Compute how many lines in the entries below contain "JSON", and output nothing but the number.

Stored data entries
◇ ◇ ◇

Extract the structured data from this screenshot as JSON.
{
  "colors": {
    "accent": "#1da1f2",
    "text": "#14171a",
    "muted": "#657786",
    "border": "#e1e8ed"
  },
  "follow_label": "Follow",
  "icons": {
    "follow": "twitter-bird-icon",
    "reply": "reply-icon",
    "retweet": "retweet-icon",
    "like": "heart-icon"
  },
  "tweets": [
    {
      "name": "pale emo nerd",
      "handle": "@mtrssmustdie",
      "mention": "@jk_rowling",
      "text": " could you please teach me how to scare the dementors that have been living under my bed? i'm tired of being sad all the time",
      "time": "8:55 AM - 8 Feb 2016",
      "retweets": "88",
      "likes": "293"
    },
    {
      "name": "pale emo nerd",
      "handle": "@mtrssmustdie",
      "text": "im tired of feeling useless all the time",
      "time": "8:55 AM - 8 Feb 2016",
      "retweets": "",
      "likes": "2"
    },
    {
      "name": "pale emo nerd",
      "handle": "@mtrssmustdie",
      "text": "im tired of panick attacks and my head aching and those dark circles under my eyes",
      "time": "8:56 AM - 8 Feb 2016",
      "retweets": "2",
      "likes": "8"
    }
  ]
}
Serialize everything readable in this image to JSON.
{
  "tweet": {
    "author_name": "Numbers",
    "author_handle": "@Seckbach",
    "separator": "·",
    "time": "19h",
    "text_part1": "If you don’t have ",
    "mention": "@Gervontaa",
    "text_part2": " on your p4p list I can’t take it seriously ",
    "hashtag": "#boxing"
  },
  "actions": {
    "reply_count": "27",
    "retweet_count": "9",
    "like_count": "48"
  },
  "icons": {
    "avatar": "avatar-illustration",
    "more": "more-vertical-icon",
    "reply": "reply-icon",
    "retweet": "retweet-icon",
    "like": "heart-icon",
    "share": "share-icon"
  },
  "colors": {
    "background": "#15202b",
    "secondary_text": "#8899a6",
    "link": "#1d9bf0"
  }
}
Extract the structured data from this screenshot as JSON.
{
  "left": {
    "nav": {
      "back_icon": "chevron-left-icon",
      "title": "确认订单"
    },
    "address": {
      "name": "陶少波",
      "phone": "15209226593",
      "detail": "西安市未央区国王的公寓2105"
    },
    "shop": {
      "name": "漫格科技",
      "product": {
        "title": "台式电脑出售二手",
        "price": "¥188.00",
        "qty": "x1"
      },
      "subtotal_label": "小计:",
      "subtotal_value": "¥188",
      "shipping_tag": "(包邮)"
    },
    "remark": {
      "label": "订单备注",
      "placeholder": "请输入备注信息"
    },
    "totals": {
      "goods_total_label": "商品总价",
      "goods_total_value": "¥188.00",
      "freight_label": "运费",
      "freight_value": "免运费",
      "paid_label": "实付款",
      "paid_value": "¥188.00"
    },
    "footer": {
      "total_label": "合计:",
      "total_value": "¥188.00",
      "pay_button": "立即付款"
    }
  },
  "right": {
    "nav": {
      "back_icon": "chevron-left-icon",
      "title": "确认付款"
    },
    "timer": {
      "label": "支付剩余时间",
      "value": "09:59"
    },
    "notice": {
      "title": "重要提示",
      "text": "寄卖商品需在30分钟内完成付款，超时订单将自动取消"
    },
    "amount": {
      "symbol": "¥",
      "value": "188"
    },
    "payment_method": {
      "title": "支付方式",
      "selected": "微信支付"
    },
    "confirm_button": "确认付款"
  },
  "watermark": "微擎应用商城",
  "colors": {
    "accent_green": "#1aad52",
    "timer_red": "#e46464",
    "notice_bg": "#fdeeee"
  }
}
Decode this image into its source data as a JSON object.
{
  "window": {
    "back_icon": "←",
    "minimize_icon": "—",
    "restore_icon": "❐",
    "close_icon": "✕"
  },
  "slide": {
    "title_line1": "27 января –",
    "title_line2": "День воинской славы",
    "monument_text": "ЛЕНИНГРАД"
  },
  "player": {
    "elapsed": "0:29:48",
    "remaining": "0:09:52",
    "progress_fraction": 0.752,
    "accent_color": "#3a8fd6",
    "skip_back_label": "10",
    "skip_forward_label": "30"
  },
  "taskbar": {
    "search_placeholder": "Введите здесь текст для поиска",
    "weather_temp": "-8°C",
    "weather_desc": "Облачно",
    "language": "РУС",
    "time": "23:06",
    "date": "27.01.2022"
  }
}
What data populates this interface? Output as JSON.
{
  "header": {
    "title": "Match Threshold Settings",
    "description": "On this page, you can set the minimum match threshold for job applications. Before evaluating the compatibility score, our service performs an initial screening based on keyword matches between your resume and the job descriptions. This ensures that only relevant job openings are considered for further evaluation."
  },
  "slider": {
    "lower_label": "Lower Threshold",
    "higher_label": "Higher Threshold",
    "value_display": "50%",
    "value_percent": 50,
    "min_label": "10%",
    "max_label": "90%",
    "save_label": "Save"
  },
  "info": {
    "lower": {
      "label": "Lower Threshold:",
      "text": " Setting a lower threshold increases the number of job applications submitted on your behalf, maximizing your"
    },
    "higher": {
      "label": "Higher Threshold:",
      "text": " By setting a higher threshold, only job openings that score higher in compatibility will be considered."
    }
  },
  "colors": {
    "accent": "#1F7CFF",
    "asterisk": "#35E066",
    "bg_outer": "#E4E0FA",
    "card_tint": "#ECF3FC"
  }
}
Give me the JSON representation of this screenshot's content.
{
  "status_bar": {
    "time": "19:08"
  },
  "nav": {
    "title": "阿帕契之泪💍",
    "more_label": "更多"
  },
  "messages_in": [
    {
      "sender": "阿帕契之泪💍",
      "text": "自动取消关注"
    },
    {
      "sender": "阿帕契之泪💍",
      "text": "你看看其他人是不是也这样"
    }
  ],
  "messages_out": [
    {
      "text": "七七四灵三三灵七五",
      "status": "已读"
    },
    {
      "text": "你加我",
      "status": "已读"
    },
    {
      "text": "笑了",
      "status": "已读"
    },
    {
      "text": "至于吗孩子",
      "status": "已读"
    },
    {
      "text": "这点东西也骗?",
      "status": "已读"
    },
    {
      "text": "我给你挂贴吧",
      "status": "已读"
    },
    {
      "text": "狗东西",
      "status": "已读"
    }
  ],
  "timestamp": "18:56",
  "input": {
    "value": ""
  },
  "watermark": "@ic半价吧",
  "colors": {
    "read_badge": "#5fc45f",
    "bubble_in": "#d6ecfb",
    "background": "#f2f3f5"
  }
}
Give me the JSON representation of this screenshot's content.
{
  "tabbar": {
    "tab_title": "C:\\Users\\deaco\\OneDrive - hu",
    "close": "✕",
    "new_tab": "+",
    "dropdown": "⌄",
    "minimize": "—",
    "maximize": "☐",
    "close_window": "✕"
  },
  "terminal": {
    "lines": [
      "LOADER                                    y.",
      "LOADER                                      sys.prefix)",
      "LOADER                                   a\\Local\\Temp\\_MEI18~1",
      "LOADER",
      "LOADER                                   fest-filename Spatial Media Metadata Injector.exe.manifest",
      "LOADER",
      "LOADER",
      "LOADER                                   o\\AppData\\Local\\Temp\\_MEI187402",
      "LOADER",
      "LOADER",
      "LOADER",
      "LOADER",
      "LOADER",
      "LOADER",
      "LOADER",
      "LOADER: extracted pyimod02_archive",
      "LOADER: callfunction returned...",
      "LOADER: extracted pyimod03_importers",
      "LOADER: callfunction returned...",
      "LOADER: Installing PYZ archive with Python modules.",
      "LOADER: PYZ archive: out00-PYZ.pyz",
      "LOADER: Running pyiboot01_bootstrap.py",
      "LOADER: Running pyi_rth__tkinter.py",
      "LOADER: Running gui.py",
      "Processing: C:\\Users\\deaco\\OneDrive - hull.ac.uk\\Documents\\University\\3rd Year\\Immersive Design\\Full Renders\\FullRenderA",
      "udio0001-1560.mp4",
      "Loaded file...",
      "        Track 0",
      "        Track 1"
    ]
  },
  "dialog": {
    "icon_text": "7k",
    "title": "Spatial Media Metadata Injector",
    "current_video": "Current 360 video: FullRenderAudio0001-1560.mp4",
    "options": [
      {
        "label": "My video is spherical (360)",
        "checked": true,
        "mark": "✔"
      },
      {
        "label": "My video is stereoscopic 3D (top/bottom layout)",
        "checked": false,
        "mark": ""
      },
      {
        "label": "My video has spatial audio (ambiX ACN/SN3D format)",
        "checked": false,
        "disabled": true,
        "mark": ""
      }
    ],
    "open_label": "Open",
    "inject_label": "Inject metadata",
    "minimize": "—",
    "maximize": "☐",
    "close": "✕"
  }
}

◇ ◇ ◇

= Task solution =
7